§ Task prompt:
Print, exactly and completely, every entry in the data.

(Extracts from a graphics dataset)

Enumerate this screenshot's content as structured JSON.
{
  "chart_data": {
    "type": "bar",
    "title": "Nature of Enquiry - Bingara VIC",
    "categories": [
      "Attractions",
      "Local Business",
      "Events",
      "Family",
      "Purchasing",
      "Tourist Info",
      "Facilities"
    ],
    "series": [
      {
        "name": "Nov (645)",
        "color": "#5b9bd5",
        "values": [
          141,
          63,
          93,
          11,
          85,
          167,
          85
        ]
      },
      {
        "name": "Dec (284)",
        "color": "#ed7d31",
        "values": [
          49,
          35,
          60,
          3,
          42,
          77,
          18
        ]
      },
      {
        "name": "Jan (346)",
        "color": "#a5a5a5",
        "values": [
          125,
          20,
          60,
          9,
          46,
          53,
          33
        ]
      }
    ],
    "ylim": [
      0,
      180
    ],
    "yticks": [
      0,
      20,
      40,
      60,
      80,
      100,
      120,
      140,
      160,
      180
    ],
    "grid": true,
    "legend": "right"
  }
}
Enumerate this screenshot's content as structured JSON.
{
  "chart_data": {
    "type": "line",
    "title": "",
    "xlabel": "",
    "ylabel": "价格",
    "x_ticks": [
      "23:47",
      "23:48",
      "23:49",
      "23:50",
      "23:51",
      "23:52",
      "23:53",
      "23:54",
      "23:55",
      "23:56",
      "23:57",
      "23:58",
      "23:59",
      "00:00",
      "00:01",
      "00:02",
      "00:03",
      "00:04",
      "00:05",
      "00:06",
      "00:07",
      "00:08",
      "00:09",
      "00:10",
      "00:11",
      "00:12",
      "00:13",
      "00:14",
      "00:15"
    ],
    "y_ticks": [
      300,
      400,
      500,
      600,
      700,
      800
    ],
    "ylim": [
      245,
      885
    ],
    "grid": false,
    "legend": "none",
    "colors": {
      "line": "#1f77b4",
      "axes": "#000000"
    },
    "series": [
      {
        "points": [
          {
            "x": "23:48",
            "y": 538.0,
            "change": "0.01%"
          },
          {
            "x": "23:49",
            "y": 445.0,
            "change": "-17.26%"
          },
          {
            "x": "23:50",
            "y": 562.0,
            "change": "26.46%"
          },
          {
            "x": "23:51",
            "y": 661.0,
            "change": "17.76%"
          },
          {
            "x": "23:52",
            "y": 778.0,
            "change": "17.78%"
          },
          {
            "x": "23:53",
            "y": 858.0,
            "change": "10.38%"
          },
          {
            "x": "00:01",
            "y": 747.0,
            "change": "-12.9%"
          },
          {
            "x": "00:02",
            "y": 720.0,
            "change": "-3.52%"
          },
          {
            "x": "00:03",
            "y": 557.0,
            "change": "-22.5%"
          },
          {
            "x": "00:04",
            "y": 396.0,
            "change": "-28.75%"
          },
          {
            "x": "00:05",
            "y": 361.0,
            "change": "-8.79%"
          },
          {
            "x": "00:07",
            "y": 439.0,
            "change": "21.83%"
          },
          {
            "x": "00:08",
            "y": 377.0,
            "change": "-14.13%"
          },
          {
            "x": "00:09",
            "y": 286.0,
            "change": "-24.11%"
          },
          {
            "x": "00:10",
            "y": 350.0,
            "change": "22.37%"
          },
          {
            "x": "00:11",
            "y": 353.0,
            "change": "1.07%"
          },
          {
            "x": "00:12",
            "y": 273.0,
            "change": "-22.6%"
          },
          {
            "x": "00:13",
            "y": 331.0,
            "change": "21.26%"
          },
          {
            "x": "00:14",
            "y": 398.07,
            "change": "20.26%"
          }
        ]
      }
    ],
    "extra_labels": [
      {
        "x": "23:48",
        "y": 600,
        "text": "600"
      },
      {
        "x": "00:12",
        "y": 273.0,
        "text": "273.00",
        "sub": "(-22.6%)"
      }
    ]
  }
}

§ Full solution:
Enumerate this screenshot's content as structured JSON.
{
  "chart_data": {
    "type": "bar",
    "title": "Nature of Enquiry - Bingara VIC",
    "categories": [
      "Attractions",
      "Local Business",
      "Events",
      "Family",
      "Purchasing",
      "Tourist Info",
      "Facilities"
    ],
    "series": [
      {
        "name": "Nov (645)",
        "color": "#5b9bd5",
        "values": [
          141,
          63,
          93,
          11,
          85,
          167,
          85
        ]
      },
      {
        "name": "Dec (284)",
        "color": "#ed7d31",
        "values": [
          49,
          35,
          60,
          3,
          42,
          77,
          18
        ]
      },
      {
        "name": "Jan (346)",
        "color": "#a5a5a5",
        "values": [
          125,
          20,
          60,
          9,
          46,
          53,
          33
        ]
      }
    ],
    "ylim": [
      0,
      180
    ],
    "yticks": [
      0,
      20,
      40,
      60,
      80,
      100,
      120,
      140,
      160,
      180
    ],
    "grid": true,
    "legend": "right"
  }
}
Enumerate this screenshot's content as structured JSON.
{
  "chart_data": {
    "type": "line",
    "title": "",
    "xlabel": "",
    "ylabel": "价格",
    "x_ticks": [
      "23:47",
      "23:48",
      "23:49",
      "23:50",
      "23:51",
      "23:52",
      "23:53",
      "23:54",
      "23:55",
      "23:56",
      "23:57",
      "23:58",
      "23:59",
      "00:00",
      "00:01",
      "00:02",
      "00:03",
      "00:04",
      "00:05",
      "00:06",
      "00:07",
      "00:08",
      "00:09",
      "00:10",
      "00:11",
      "00:12",
      "00:13",
      "00:14",
      "00:15"
    ],
    "y_ticks": [
      300,
      400,
      500,
      600,
      700,
      800
    ],
    "ylim": [
      245,
      885
    ],
    "grid": false,
    "legend": "none",
    "colors": {
      "line": "#1f77b4",
      "axes": "#000000"
    },
    "series": [
      {
        "points": [
          {
            "x": "23:48",
            "y": 538.0,
            "change": "0.01%"
          },
          {
            "x": "23:49",
            "y": 445.0,
            "change": "-17.26%"
          },
          {
            "x": "23:50",
            "y": 562.0,
            "change": "26.46%"
          },
          {
            "x": "23:51",
            "y": 661.0,
            "change": "17.76%"
          },
          {
            "x": "23:52",
            "y": 778.0,
            "change": "17.78%"
          },
          {
            "x": "23:53",
            "y": 858.0,
            "change": "10.38%"
          },
          {
            "x": "00:01",
            "y": 747.0,
            "change": "-12.9%"
          },
          {
            "x": "00:02",
            "y": 720.0,
            "change": "-3.52%"
          },
          {
            "x": "00:03",
            "y": 557.0,
            "change": "-22.5%"
          },
          {
            "x": "00:04",
            "y": 396.0,
            "change": "-28.75%"
          },
          {
            "x": "00:05",
            "y": 361.0,
            "change": "-8.79%"
          },
          {
            "x": "00:07",
            "y": 439.0,
            "change": "21.83%"
          },
          {
            "x": "00:08",
            "y": 377.0,
            "change": "-14.13%"
          },
          {
            "x": "00:09",
            "y": 286.0,
            "change": "-24.11%"
          },
          {
            "x": "00:10",
            "y": 350.0,
            "change": "22.37%"
          },
          {
            "x": "00:11",
            "y": 353.0,
            "change": "1.07%"
          },
          {
            "x": "00:12",
            "y": 273.0,
            "change": "-22.6%"
          },
          {
            "x": "00:13",
            "y": 331.0,
            "change": "21.26%"
          },
          {
            "x": "00:14",
            "y": 398.07,
            "change": "20.26%"
          }
        ]
      }
    ],
    "extra_labels": [
      {
        "x": "23:48",
        "y": 600,
        "text": "600"
      },
      {
        "x": "00:12",
        "y": 273.0,
        "text": "273.00",
        "sub": "(-22.6%)"
      }
    ]
  }
}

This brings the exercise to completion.